═══ Input records

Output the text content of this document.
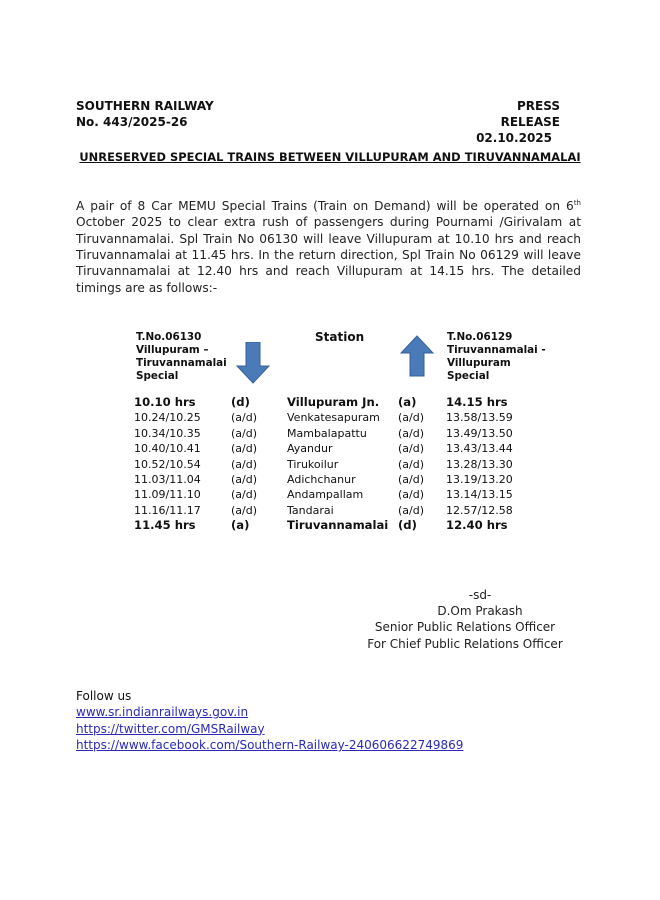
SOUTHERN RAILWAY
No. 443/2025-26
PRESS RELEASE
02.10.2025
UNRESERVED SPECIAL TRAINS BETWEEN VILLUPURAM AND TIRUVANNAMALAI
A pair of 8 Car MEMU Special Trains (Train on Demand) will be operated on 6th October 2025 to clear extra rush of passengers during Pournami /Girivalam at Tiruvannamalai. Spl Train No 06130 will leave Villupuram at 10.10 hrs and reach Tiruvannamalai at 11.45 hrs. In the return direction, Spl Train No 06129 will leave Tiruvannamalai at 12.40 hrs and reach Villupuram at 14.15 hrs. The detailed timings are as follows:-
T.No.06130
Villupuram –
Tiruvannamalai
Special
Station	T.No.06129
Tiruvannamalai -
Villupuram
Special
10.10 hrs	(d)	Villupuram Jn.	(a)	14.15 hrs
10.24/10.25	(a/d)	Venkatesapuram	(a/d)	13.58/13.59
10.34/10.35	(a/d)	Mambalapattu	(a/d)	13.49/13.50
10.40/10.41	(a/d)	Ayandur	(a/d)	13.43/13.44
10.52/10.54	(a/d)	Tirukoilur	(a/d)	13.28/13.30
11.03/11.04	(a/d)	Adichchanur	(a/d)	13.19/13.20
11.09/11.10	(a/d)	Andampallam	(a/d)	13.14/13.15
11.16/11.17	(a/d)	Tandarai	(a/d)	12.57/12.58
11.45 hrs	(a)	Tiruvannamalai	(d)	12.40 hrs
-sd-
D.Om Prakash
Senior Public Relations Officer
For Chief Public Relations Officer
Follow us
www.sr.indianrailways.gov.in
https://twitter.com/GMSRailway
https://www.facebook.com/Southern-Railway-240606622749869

══════
═══ Input records

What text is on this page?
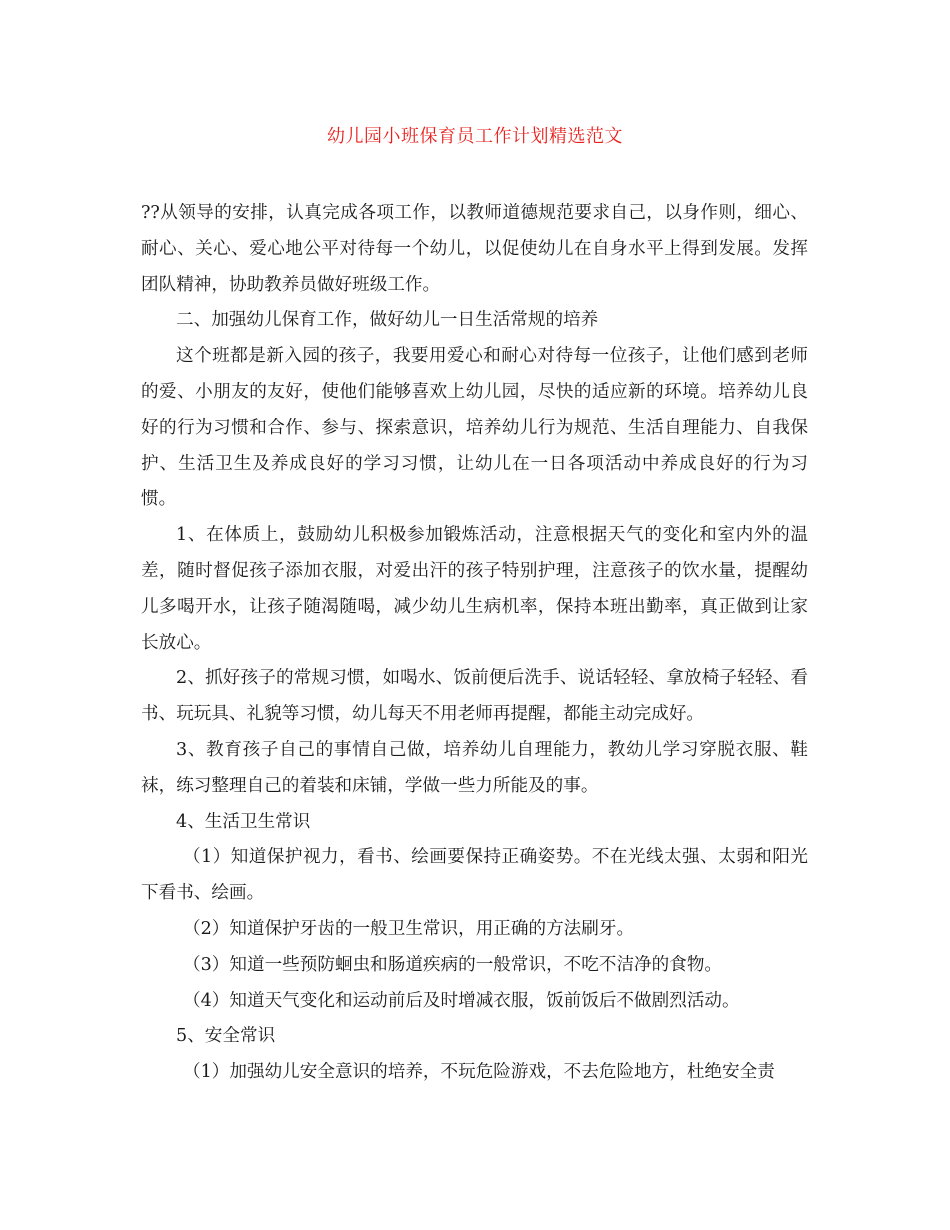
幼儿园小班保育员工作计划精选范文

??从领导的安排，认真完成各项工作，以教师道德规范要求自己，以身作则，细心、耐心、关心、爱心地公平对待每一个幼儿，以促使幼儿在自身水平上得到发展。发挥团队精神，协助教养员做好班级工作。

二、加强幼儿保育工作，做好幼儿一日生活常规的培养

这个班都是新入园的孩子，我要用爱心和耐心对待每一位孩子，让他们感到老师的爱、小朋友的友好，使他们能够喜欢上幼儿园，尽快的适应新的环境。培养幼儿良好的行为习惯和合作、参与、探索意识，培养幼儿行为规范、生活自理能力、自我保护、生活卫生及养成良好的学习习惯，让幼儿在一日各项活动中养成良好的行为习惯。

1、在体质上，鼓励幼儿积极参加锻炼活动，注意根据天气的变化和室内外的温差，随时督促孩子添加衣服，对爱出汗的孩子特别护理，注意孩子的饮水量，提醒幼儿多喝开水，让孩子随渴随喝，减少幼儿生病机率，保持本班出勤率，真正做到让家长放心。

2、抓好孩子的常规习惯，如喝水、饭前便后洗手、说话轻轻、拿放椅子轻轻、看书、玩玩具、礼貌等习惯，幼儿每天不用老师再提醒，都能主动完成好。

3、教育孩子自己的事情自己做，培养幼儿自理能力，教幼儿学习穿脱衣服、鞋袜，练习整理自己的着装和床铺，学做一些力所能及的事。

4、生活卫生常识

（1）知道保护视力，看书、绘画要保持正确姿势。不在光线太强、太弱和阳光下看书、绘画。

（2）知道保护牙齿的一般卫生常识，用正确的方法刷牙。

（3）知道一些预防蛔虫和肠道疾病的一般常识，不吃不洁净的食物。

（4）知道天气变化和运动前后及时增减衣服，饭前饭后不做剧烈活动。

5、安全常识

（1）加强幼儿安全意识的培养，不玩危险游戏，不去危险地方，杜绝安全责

══════

(Given instruction) Tell how many lines of the data include the word "Officer", and nothing else.

(Exercise response) 2